- ОТРЫВОК -

Известие о жизни и стихотворениях Ивана Ивановича Дмитриева

«Известие о жизни и стихотворениях Ивана Ивановича Дмитриева» — биографическое предисловие Петра Вяземского к собранию стихотворений Дмитриева, написанное в сентябре 1821 года по предложению Вольного общества любителей российской словесности. Так как он считал предисловие, в первую очередь, удобным случаем для изложения в печати своих общих воззрений на литературу, во многом не совпадавших и порой противоречивших взглядам старшего поколения карамзинистов, Вольное общество обсуждало и понуждало исправлять статью, что задержало выход книги до начала 1823 года[1].

ЦитатыПравить

  •  

Выражение: он человек, к делам не способный! он поэт! реже слышится, благодаря успехам просвещения, которое если не совершенно ещё господствует, то по крайней мере довольно обжилось, чтобы налагать иногда совестное молчание на уста своих противников. — начало

  •  

Симбирск отличался всегда пред прочими губернскими городами успехами в общежитии и светской образованности. С самого детства внимание Ив. Ив. Дмитриева было обращено на предметы достойные любопытства. Новости политические, придворные и литературные скоро доходили из Петербурга до семейного его общества и выводили разговор из обыкновенного круга и мелких сплетней <…>. Какие книги были в ходу и в чести у русских читателей? Некоторые романы, убийственные переводы, которые искажали мастерские произведения иностранной словесности; и молодые воспитанники должны были, так сказать, на трупах изувеченных пробуждать в себе дух жизни и по грубым творениям учиться искусству правильно мыслить и изъясняться!

  •  

Впоследствии И. И. Дмитриев был в связи со всеми литераторами нашими, которые прославились в конце протекшего столетия.

  •  

Никто лучше автора нашего не мог бы составить обозрения и записок литературных последнего полустолетия. Ум наблюдательный, взгляд зоркий и верный, память счастливая, мастерство повествования, вкус строгий и чистый, долгое обращение с книгами и писателями, — всё ручается за успешное исполнение предприятия, коего, смеем сказать, мы почти вправе требовать от автора, уже принесшего столько пользы словесности нашей. У нас государственные люди, полководцы, писатели, художники преходят молчаливо и как бы украдкою поприще действия своего и, но большей части в жизни сопровождаемые равнодушием, по кончине награждаются одним забвением. <…>
Во Франции писатель, оставивший по себе страничку стихов в гостеприимном «Календаре Муз», по смерти своей занимает несколько страниц в журналах и биографических словарях, а из них переходит в область истории.

- ДОСТУПНЫЕ ДАННЫЕ -
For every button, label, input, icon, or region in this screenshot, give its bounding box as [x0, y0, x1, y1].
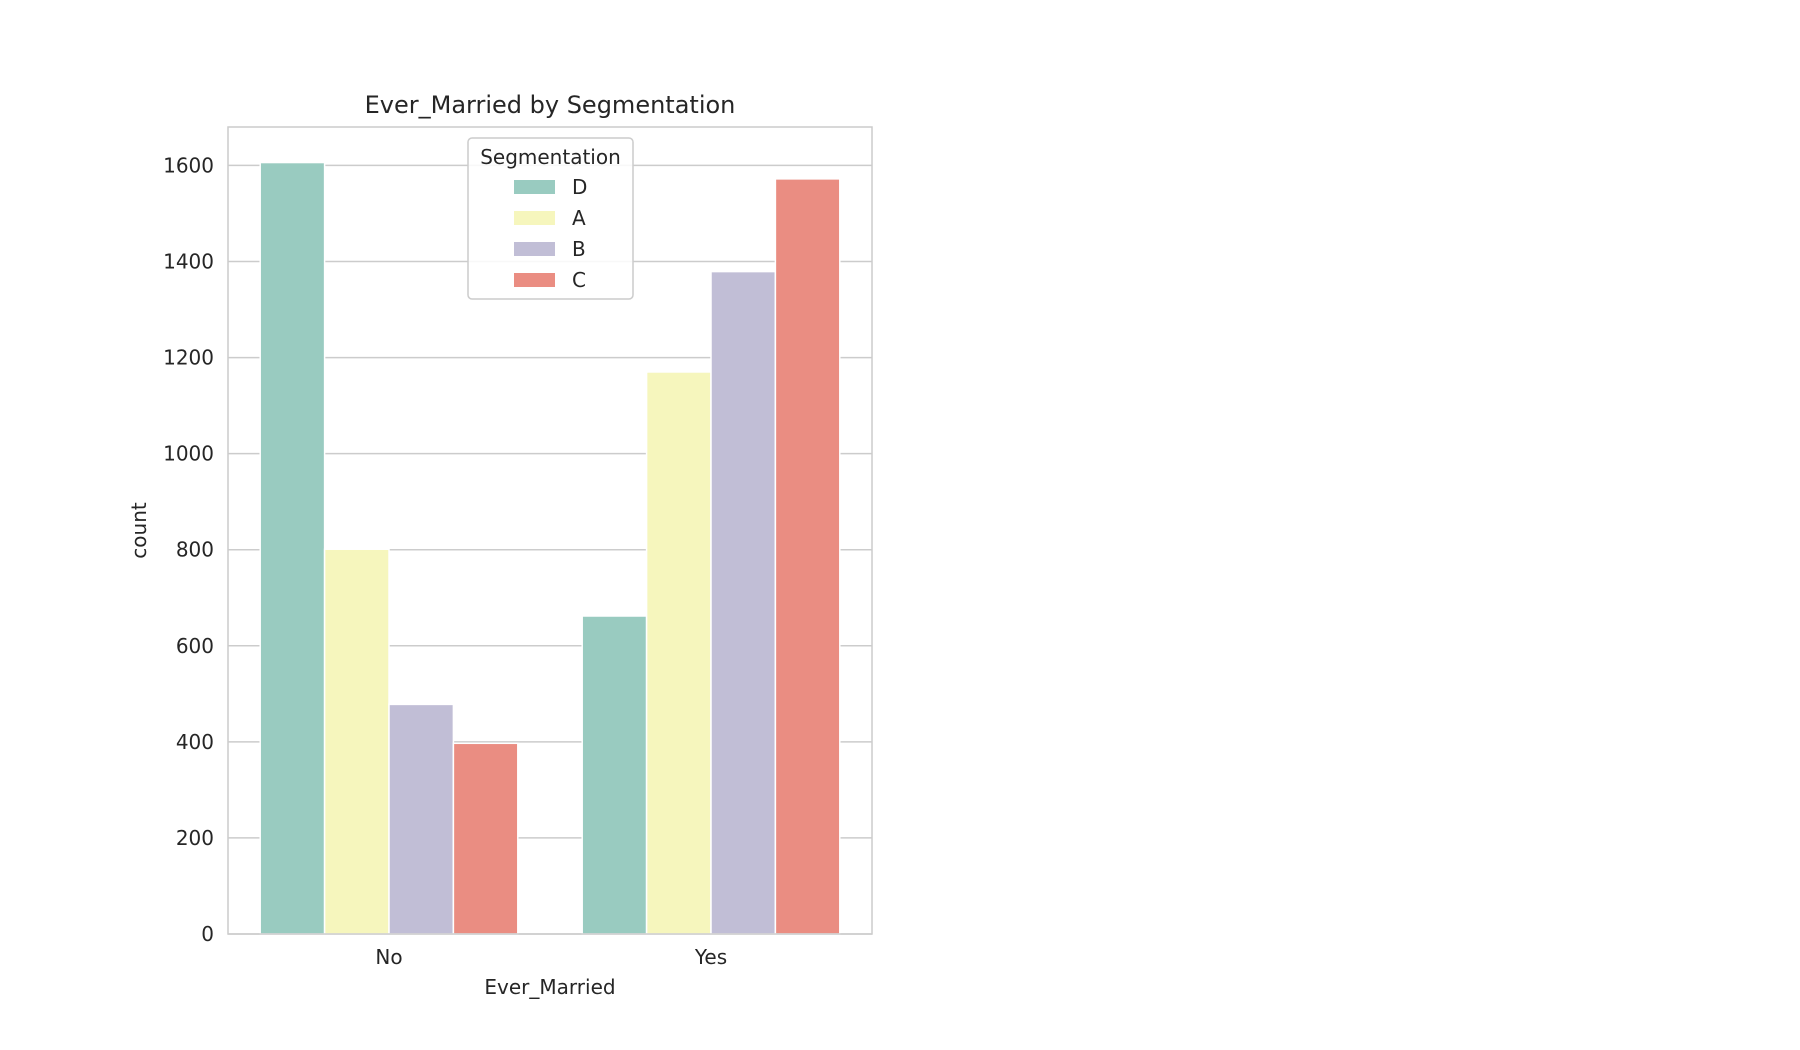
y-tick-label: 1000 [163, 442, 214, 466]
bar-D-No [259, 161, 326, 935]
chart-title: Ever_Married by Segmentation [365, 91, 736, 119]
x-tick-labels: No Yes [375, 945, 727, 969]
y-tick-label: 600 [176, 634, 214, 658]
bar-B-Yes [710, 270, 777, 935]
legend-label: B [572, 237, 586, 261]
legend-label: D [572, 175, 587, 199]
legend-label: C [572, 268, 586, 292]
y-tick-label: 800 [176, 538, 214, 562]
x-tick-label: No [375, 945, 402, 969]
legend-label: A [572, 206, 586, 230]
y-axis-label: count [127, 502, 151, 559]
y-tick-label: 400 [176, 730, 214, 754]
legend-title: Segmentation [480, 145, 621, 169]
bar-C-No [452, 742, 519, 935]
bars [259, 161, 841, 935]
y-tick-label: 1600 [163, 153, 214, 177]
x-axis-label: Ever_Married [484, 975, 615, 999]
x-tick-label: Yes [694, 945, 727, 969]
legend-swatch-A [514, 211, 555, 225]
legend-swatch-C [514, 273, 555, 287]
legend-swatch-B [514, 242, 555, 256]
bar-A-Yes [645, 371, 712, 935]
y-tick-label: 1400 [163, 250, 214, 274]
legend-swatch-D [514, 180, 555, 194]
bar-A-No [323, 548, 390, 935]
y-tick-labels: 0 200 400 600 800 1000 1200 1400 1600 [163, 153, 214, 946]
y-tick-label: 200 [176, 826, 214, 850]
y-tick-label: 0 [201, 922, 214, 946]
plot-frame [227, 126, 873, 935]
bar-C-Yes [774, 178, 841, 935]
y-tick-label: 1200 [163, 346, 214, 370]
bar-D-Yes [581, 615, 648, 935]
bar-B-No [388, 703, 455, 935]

- ТРЕБОВАНИЯ К ЗАДАНИЯМ -
[A] Замени в записях с разметкой диаграммы «Segmentation» на «Cluster» и приведи все записи заново, больше ничего не меняя. Картинки в ответ не включай.
[B] Допиши, пожалуйста, следующую часть текста о жизни и стихотворениях Дмитриева, начиная сразу после последнего приведенного предложения.

- ОТВЕТЫ ПО ПОРЯДКУ -
[A]
For every button, label, input, icon, or region in this screenshot, give its bounding box as [x0, y0, x1, y1].
y-tick-label: 1000 [163, 442, 214, 466]
bar-D-No [259, 161, 326, 935]
chart-title: Ever_Married by Cluster [365, 91, 736, 119]
x-tick-labels: No Yes [375, 945, 727, 969]
y-tick-label: 600 [176, 634, 214, 658]
bar-B-Yes [710, 270, 777, 935]
legend-label: B [572, 237, 586, 261]
legend-label: D [572, 175, 587, 199]
legend-label: C [572, 268, 586, 292]
y-tick-label: 800 [176, 538, 214, 562]
x-tick-label: No [375, 945, 402, 969]
legend-label: A [572, 206, 586, 230]
y-axis-label: count [127, 502, 151, 559]
y-tick-label: 400 [176, 730, 214, 754]
legend-title: Cluster [480, 145, 621, 169]
bar-C-No [452, 742, 519, 935]
bars [259, 161, 841, 935]
y-tick-label: 1600 [163, 153, 214, 177]
x-axis-label: Ever_Married [484, 975, 615, 999]
x-tick-label: Yes [694, 945, 727, 969]
legend-swatch-A [514, 211, 555, 225]
legend-swatch-C [514, 273, 555, 287]
legend-swatch-B [514, 242, 555, 256]
bar-A-Yes [645, 371, 712, 935]
y-tick-label: 1400 [163, 250, 214, 274]
legend-swatch-D [514, 180, 555, 194]
bar-A-No [323, 548, 390, 935]
y-tick-labels: 0 200 400 600 800 1000 1200 1400 1600 [163, 153, 214, 946]
y-tick-label: 200 [176, 826, 214, 850]
y-tick-label: 0 [201, 922, 214, 946]
plot-frame [227, 126, 873, 935]
bar-C-Yes [774, 178, 841, 935]
y-tick-label: 1200 [163, 346, 214, 370]
bar-D-Yes [581, 615, 648, 935]
bar-B-No [388, 703, 455, 935]

[B]
  •  

Язык Хераскова и ему подобных отцвёл вместе с ними, как наречие скудное, единовременное, не взросшее от корня живого в прошедшем и не пустившее отраслей для будущего. <…> хотя Фонвизин первый, может быть, угадал игривость и гибкость языка, но не оказал вполне авторского дарования: слог его есть слог умного человека, но не писателя изящного. Богдановиче, в некоторых отрывках «Душеньки» и других стихах, коих доискиваться должно в бездне стихов обыкновенных, может назваться баловнем счастия, но не питомцем искусства. <…> Если и полагать, что нерадивый Хемницер трудился когда-нибудь над усовершенствованием языка, то разве с тем, чтобы домогаться в стихах своих совершенного отсутствия искусства. Но, отвергая предположение невероятное, признаемся, что простота его, иногда пленительная, часто уже слишком обнажена; к тому же он, упражняясь только в одном роде словесности, и не мог решительно действовать на образование языка.

  •  

Примечательно и забавно то, что Карамзин и Дмитриев, как великие полководцы, которые, преобразовав искусство военное, кончают тем, что самых врагов своих научают сражаться по системе, ими вновь введённой…

  •  

В лирических произведениях его не найдёшь од торжественных, писанных, так сказать, под руководством личных вдохновений, на такой-то случай или день, и не переживающих в памяти любителей поэзии ни случая, ни дня, ни героя, для коего они были изготовлены.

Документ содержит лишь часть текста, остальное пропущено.